▶ [Stored dataset items]:
>> BEGIN

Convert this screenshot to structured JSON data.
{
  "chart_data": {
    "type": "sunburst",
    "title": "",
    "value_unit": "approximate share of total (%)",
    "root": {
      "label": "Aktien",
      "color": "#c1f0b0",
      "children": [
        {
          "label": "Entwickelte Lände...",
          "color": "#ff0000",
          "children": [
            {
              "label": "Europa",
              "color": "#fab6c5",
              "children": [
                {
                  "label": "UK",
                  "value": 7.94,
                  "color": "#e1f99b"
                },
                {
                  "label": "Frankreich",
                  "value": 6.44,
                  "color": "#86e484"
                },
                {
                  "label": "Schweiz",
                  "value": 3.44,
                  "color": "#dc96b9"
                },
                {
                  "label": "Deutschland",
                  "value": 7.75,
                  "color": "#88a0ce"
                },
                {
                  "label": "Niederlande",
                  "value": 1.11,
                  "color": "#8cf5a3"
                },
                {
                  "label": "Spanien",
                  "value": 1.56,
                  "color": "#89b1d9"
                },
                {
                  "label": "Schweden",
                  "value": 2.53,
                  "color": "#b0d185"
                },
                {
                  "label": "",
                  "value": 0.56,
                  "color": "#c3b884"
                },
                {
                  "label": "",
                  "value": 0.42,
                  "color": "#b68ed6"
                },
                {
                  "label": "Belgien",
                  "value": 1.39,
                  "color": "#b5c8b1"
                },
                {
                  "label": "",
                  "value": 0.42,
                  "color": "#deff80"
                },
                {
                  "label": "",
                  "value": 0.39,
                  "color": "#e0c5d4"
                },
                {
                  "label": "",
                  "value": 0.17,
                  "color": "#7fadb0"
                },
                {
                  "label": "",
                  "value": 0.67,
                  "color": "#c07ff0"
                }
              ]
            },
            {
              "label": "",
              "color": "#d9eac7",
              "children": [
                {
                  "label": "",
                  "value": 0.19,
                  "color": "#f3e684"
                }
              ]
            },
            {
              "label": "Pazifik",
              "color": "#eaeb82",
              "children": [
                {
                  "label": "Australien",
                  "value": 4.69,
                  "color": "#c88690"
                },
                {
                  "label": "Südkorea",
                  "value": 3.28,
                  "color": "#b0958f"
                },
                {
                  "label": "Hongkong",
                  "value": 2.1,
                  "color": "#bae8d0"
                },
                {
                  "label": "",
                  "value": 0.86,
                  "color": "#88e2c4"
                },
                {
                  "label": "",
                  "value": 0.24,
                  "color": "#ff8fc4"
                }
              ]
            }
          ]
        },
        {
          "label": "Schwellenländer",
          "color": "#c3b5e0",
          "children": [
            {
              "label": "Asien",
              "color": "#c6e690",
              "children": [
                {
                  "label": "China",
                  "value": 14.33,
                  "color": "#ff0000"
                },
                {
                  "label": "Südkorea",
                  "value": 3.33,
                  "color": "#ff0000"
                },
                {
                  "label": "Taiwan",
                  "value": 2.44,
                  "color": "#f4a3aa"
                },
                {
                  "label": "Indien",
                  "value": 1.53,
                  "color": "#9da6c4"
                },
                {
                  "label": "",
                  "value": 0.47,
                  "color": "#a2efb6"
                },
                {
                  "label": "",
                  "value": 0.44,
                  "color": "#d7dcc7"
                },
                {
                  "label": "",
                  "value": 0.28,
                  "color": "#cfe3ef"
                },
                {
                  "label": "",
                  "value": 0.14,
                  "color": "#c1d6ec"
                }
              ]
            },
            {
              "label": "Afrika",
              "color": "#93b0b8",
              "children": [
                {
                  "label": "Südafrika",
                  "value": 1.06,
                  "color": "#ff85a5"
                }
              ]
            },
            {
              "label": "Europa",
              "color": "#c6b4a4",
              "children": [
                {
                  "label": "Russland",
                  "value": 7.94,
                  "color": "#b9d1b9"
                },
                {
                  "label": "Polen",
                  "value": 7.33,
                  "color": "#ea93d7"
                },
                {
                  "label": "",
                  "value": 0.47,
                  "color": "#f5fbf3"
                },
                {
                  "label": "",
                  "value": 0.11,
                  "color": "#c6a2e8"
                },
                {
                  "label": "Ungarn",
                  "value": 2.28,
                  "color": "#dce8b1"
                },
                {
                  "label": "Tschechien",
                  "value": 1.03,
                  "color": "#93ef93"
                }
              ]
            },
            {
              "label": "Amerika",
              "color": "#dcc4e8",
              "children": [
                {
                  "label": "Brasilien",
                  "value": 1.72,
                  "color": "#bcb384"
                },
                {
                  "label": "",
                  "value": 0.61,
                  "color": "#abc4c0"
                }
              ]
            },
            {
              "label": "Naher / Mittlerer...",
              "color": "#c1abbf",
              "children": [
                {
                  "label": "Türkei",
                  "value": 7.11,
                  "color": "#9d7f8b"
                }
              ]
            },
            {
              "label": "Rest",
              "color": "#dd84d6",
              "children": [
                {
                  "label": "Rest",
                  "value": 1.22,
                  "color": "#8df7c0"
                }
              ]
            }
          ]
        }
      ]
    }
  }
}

>> END

Your task is to retype all the records above with nothing left out.

Convert this screenshot to structured JSON data.
{
  "chart_data": {
    "type": "sunburst",
    "title": "",
    "value_unit": "approximate share of total (%)",
    "root": {
      "label": "Aktien",
      "color": "#c1f0b0",
      "children": [
        {
          "label": "Entwickelte Lände...",
          "color": "#ff0000",
          "children": [
            {
              "label": "Europa",
              "color": "#fab6c5",
              "children": [
                {
                  "label": "UK",
                  "value": 7.94,
                  "color": "#e1f99b"
                },
                {
                  "label": "Frankreich",
                  "value": 6.44,
                  "color": "#86e484"
                },
                {
                  "label": "Schweiz",
                  "value": 3.44,
                  "color": "#dc96b9"
                },
                {
                  "label": "Deutschland",
                  "value": 7.75,
                  "color": "#88a0ce"
                },
                {
                  "label": "Niederlande",
                  "value": 1.11,
                  "color": "#8cf5a3"
                },
                {
                  "label": "Spanien",
                  "value": 1.56,
                  "color": "#89b1d9"
                },
                {
                  "label": "Schweden",
                  "value": 2.53,
                  "color": "#b0d185"
                },
                {
                  "label": "",
                  "value": 0.56,
                  "color": "#c3b884"
                },
                {
                  "label": "",
                  "value": 0.42,
                  "color": "#b68ed6"
                },
                {
                  "label": "Belgien",
                  "value": 1.39,
                  "color": "#b5c8b1"
                },
                {
                  "label": "",
                  "value": 0.42,
                  "color": "#deff80"
                },
                {
                  "label": "",
                  "value": 0.39,
                  "color": "#e0c5d4"
                },
                {
                  "label": "",
                  "value": 0.17,
                  "color": "#7fadb0"
                },
                {
                  "label": "",
                  "value": 0.67,
                  "color": "#c07ff0"
                }
              ]
            },
            {
              "label": "",
              "color": "#d9eac7",
              "children": [
                {
                  "label": "",
                  "value": 0.19,
                  "color": "#f3e684"
                }
              ]
            },
            {
              "label": "Pazifik",
              "color": "#eaeb82",
              "children": [
                {
                  "label": "Australien",
                  "value": 4.69,
                  "color": "#c88690"
                },
                {
                  "label": "Südkorea",
                  "value": 3.28,
                  "color": "#b0958f"
                },
                {
                  "label": "Hongkong",
                  "value": 2.1,
                  "color": "#bae8d0"
                },
                {
                  "label": "",
                  "value": 0.86,
                  "color": "#88e2c4"
                },
                {
                  "label": "",
                  "value": 0.24,
                  "color": "#ff8fc4"
                }
              ]
            }
          ]
        },
        {
          "label": "Schwellenländer",
          "color": "#c3b5e0",
          "children": [
            {
              "label": "Asien",
              "color": "#c6e690",
              "children": [
                {
                  "label": "China",
                  "value": 14.33,
                  "color": "#ff0000"
                },
                {
                  "label": "Südkorea",
                  "value": 3.33,
                  "color": "#ff0000"
                },
                {
                  "label": "Taiwan",
                  "value": 2.44,
                  "color": "#f4a3aa"
                },
                {
                  "label": "Indien",
                  "value": 1.53,
                  "color": "#9da6c4"
                },
                {
                  "label": "",
                  "value": 0.47,
                  "color": "#a2efb6"
                },
                {
                  "label": "",
                  "value": 0.44,
                  "color": "#d7dcc7"
                },
                {
                  "label": "",
                  "value": 0.28,
                  "color": "#cfe3ef"
                },
                {
                  "label": "",
                  "value": 0.14,
                  "color": "#c1d6ec"
                }
              ]
            },
            {
              "label": "Afrika",
              "color": "#93b0b8",
              "children": [
                {
                  "label": "Südafrika",
                  "value": 1.06,
                  "color": "#ff85a5"
                }
              ]
            },
            {
              "label": "Europa",
              "color": "#c6b4a4",
              "children": [
                {
                  "label": "Russland",
                  "value": 7.94,
                  "color": "#b9d1b9"
                },
                {
                  "label": "Polen",
                  "value": 7.33,
                  "color": "#ea93d7"
                },
                {
                  "label": "",
                  "value": 0.47,
                  "color": "#f5fbf3"
                },
                {
                  "label": "",
                  "value": 0.11,
                  "color": "#c6a2e8"
                },
                {
                  "label": "Ungarn",
                  "value": 2.28,
                  "color": "#dce8b1"
                },
                {
                  "label": "Tschechien",
                  "value": 1.03,
                  "color": "#93ef93"
                }
              ]
            },
            {
              "label": "Amerika",
              "color": "#dcc4e8",
              "children": [
                {
                  "label": "Brasilien",
                  "value": 1.72,
                  "color": "#bcb384"
                },
                {
                  "label": "",
                  "value": 0.61,
                  "color": "#abc4c0"
                }
              ]
            },
            {
              "label": "Naher / Mittlerer...",
              "color": "#c1abbf",
              "children": [
                {
                  "label": "Türkei",
                  "value": 7.11,
                  "color": "#9d7f8b"
                }
              ]
            },
            {
              "label": "Rest",
              "color": "#dd84d6",
              "children": [
                {
                  "label": "Rest",
                  "value": 1.22,
                  "color": "#8df7c0"
                }
              ]
            }
          ]
        }
      ]
    }
  }
}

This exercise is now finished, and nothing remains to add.